◆ **Stated problem**
Scan the records and identify every line in which the string "JSON" occurs, then return those lines.

— start Recorded data —

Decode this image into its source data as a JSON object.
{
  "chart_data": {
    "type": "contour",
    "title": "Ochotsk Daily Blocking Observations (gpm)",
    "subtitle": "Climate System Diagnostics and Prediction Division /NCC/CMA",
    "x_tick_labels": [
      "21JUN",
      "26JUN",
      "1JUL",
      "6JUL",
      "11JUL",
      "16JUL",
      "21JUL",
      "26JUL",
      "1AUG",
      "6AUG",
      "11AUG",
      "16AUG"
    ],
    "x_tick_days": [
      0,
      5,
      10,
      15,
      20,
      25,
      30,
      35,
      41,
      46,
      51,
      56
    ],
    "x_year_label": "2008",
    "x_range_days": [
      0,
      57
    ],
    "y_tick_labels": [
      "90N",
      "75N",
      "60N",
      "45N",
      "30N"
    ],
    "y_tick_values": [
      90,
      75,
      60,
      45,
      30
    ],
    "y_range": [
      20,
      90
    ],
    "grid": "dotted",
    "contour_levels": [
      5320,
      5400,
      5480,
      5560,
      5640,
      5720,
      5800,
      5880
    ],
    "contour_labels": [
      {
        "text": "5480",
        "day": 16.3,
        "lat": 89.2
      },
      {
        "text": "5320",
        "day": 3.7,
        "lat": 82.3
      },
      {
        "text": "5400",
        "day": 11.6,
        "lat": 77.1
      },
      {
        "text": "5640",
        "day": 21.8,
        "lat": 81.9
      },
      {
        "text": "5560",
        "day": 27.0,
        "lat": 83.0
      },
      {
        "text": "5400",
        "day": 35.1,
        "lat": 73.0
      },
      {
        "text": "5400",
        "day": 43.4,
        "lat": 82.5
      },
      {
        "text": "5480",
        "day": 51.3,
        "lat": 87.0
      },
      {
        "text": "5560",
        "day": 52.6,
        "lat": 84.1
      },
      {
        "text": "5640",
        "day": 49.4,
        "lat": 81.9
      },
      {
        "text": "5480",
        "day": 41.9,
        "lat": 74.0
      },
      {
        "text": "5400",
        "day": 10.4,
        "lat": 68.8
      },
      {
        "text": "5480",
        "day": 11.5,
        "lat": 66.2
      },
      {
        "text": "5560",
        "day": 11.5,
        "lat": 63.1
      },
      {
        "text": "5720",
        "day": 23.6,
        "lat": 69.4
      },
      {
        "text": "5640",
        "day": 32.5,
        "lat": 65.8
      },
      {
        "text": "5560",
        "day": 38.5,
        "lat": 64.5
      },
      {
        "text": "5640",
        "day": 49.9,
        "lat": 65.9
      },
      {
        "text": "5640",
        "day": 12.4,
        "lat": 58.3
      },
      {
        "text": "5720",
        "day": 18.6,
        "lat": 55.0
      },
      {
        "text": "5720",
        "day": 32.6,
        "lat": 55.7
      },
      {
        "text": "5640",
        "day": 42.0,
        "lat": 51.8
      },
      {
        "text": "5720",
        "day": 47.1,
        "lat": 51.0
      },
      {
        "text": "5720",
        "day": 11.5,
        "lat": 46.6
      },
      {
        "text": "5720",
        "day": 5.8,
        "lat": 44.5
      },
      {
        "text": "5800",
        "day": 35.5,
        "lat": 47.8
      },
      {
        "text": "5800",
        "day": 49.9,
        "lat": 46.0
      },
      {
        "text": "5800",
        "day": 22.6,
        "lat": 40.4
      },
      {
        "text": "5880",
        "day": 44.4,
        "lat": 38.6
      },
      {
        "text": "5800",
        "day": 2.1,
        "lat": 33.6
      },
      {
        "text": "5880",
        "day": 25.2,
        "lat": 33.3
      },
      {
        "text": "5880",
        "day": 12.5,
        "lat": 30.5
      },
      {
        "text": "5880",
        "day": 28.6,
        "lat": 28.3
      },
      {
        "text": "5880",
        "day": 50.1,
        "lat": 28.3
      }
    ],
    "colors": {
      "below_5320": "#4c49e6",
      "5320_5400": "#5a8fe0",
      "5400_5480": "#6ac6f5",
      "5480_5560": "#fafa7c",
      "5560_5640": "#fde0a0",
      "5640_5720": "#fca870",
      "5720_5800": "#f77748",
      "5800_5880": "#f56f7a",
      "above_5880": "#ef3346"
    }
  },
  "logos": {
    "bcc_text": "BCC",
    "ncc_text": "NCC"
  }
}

— end Recorded data —
— start Recorded data —

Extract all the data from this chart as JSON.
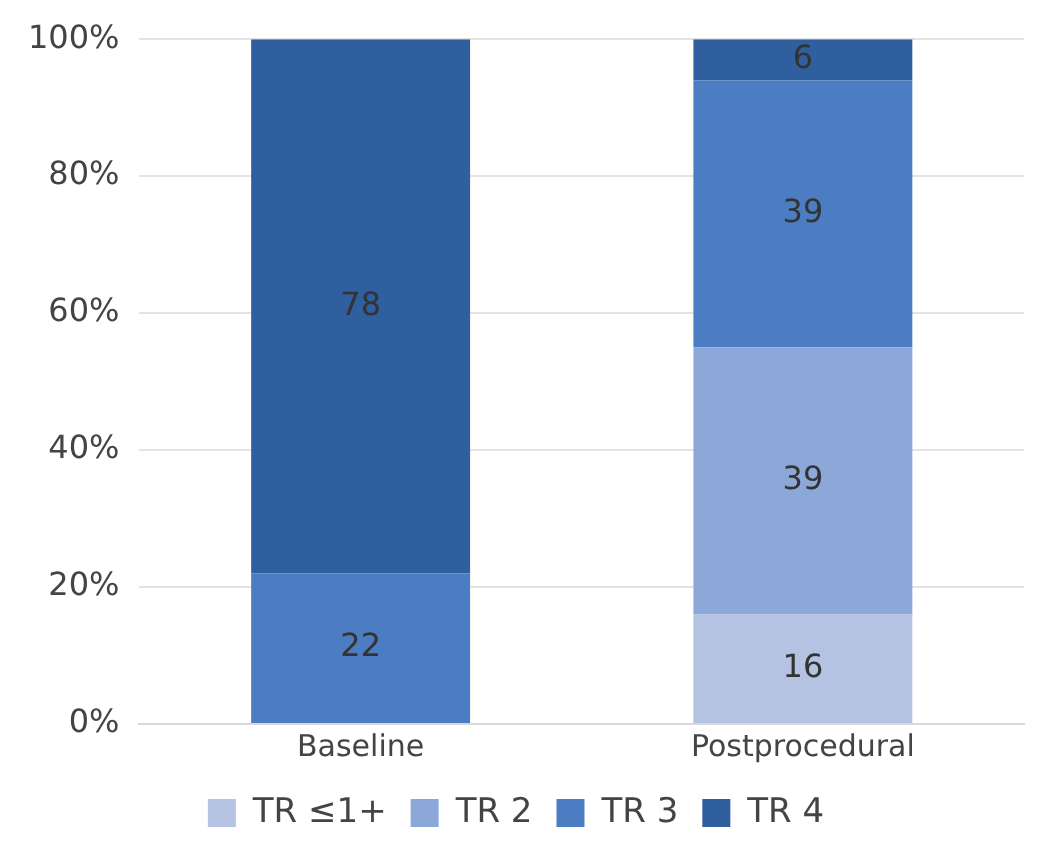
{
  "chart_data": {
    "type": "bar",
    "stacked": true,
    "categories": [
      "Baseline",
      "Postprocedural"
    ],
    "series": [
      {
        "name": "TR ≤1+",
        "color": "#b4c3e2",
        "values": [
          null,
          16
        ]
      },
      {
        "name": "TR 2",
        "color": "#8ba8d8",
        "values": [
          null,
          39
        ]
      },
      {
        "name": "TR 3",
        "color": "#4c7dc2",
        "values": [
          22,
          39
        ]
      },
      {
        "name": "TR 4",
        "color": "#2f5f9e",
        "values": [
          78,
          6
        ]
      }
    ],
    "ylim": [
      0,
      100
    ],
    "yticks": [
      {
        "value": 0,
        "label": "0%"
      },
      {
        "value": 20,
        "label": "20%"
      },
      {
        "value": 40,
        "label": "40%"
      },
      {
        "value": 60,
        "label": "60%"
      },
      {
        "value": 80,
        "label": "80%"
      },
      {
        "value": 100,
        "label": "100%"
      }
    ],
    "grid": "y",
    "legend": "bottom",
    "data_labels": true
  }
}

— end Recorded data —

◆ **Answer to the exercise**
Decode this image into its source data as a JSON object.
Extract all the data from this chart as JSON.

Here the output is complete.